-- Given exercise --
Identify the lines that contain the word "data", then copy them.

Records excerpted from a collection
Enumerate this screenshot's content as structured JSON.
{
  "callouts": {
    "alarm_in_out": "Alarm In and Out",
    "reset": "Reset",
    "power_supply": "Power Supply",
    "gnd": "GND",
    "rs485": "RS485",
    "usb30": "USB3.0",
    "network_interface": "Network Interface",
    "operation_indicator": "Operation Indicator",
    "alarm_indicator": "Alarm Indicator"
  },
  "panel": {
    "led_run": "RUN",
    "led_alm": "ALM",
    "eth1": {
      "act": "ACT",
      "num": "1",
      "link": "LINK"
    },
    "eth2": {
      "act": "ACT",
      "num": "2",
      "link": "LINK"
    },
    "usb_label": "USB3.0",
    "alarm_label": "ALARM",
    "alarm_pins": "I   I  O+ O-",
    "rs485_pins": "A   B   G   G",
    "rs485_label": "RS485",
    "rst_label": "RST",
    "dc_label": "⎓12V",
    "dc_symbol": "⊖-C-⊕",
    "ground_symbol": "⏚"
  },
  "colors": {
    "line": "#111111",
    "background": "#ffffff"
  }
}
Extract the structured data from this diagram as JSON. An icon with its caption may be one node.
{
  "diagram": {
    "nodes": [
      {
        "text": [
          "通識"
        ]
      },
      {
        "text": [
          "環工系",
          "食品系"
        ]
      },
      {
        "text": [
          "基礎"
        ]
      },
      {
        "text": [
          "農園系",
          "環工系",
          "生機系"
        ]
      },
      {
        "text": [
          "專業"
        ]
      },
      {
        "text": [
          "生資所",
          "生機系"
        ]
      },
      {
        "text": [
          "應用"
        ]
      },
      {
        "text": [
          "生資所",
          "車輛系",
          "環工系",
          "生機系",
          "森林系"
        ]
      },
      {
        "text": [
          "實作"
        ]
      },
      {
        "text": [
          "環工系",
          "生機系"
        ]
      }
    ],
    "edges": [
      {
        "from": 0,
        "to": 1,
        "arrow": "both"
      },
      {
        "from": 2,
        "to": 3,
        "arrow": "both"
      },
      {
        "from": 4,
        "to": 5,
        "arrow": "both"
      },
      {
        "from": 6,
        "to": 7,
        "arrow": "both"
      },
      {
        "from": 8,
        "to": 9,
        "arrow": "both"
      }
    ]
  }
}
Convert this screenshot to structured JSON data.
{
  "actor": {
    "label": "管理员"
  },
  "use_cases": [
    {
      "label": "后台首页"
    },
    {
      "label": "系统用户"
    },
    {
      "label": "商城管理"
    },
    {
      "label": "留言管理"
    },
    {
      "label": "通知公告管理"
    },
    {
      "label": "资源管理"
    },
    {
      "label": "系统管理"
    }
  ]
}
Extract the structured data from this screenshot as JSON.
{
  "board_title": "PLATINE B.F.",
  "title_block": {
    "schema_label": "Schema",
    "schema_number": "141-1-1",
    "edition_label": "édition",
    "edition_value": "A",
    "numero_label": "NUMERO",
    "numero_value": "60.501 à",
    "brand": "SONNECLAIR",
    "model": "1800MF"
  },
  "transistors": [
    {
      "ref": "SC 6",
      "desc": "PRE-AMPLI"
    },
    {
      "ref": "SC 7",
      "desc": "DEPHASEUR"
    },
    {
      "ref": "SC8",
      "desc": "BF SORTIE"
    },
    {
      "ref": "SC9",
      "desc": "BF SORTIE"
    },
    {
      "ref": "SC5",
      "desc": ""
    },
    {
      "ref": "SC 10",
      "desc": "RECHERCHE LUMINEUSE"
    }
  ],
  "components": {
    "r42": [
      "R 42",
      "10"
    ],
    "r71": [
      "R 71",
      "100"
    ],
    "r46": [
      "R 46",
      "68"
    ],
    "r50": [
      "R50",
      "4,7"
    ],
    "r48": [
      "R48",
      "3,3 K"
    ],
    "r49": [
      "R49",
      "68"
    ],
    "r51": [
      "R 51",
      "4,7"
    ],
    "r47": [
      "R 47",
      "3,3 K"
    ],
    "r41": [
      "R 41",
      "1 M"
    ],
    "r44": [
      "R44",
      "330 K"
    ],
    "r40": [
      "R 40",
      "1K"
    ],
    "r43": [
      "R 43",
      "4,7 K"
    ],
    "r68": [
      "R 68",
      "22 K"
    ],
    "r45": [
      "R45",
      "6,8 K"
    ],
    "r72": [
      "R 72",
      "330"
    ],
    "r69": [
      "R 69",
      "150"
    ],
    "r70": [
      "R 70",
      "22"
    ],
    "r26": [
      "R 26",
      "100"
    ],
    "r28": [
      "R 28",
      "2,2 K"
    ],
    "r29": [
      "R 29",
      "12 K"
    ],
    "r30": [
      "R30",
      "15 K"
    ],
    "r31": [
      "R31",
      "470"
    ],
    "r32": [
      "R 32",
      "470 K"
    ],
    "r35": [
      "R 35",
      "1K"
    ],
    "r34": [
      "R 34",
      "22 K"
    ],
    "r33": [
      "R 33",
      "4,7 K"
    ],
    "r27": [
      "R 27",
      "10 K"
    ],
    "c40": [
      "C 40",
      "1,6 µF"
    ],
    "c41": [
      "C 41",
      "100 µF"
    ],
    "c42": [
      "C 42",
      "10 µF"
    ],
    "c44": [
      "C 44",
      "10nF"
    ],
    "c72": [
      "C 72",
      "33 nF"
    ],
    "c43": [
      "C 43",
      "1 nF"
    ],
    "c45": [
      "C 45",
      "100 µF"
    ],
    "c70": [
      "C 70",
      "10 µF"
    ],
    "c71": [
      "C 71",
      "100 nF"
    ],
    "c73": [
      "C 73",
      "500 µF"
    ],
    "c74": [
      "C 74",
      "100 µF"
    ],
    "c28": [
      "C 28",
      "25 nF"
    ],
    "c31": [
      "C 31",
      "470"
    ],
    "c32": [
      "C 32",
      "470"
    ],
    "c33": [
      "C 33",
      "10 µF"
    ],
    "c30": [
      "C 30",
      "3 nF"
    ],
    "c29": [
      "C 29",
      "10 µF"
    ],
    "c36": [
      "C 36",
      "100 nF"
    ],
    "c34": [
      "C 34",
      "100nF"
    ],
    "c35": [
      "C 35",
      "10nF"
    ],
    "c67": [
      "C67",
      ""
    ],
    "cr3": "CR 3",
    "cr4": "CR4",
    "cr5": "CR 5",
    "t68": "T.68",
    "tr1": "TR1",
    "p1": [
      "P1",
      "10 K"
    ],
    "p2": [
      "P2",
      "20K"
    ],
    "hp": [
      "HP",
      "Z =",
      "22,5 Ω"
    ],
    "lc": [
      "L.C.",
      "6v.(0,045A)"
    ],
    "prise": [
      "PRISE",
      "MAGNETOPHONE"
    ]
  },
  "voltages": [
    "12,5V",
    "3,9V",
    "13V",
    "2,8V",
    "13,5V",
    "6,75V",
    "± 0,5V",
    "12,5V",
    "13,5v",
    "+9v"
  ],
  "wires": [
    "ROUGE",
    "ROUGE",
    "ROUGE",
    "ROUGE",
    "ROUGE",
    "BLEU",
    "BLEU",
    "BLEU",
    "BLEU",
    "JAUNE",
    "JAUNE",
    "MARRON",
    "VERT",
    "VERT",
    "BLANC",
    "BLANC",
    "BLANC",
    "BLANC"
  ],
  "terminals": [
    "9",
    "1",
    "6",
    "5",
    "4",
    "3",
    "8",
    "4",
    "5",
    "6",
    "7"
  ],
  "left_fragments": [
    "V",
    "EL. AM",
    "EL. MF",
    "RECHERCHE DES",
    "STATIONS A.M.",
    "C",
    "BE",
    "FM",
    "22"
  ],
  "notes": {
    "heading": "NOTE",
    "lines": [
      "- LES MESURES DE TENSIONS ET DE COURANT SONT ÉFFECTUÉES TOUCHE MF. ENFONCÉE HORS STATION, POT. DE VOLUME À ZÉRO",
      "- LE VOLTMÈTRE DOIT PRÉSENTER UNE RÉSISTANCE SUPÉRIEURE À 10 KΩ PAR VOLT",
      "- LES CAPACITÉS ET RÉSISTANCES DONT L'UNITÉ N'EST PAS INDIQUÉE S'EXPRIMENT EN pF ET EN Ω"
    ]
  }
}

-- Correct result --
Extract the structured data from this diagram as JSON. An icon with its caption may be one node.
Convert this screenshot to structured JSON data.
Extract the structured data from this screenshot as JSON.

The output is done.